### TEXT TO READ
Tuesday, 22 April 2014

Error Recovery


Terminology

  • system consists of a set of hardware and software components and is designed to provide a specified service.
  • Failure of a system occurs when the system does not perform its services in the manner specified.
  • An erroneous state of the system is a state which could lead to a system failure by a sequence of valid state transitions
  • fault is an anomalous physical condition.
  • An error is a manifestation of a fault in a system, which can lead to system failure.

Recovery

  • Failure recovery is a process that restores an erroneous state to an error-free state. (after a failure, restoring system to its "normal" state)

Failure Classification

  • process failure
  • system failure
  • secondary storage failure
  • communication medium failure
What are some causes for each?

Tolerating Process Failures

  • signal process to recover internally
  • restart process from a prior state
  • abort process
What are some situations where each is appropriate?

Recovering from System Failures

  • amnesia -- restart in predefined state
  • partial amnesia -- reset part of the state to predefined
  • pause -- roll back to before failure
  • halting -- give up

Tolerating Secondary Storage Failures

  • archiving (periodic backup)

### PROVIDED MATERIAL
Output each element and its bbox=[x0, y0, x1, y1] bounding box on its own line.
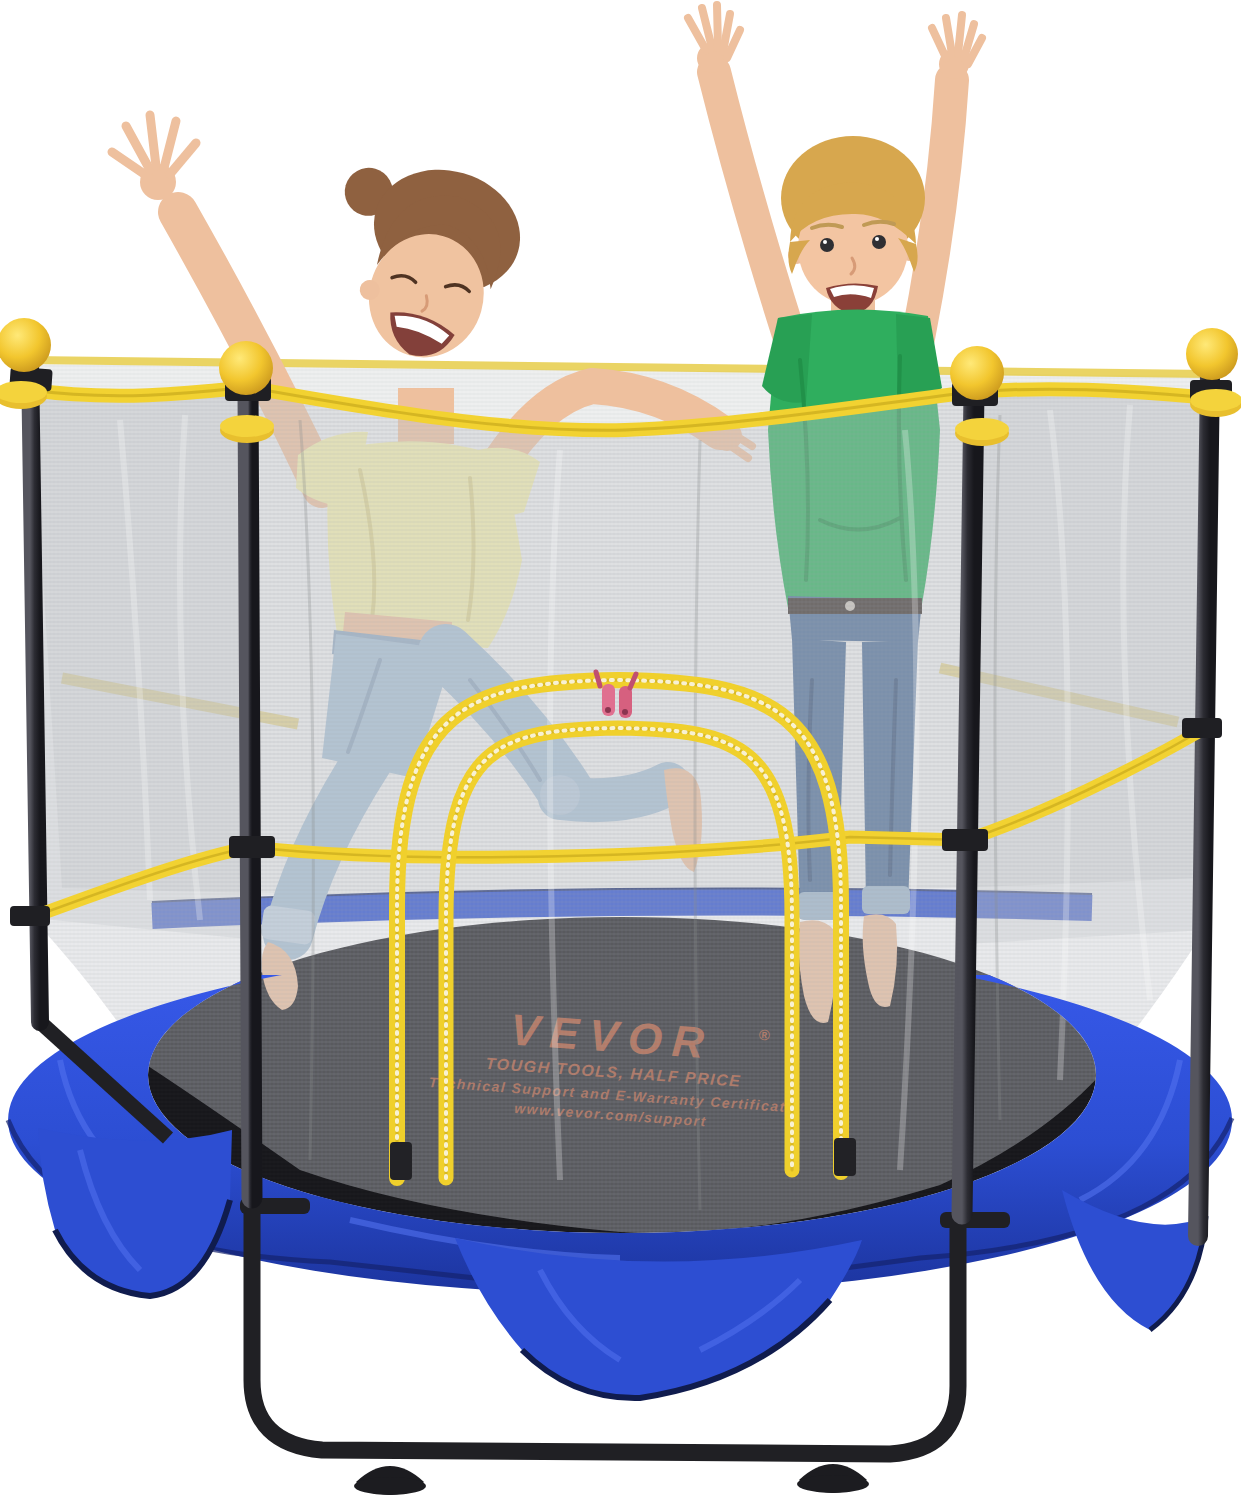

### EXERCISE 1
Repeat word for word the part of the error recovery notes that begins at "Tuesday, 22 April" and ends after "a specified service.".
### EXERCISE 2
In the error recovery notes, what does "pause" mean as a way of recovering from system failures?

### WORKED SOLUTION 1
Tuesday, 22 April 2014

Error Recovery


Terminology

  • system consists of a set of hardware and software components and is designed to provide a specified service.

### WORKED SOLUTION 2
Rolling back to before the failure.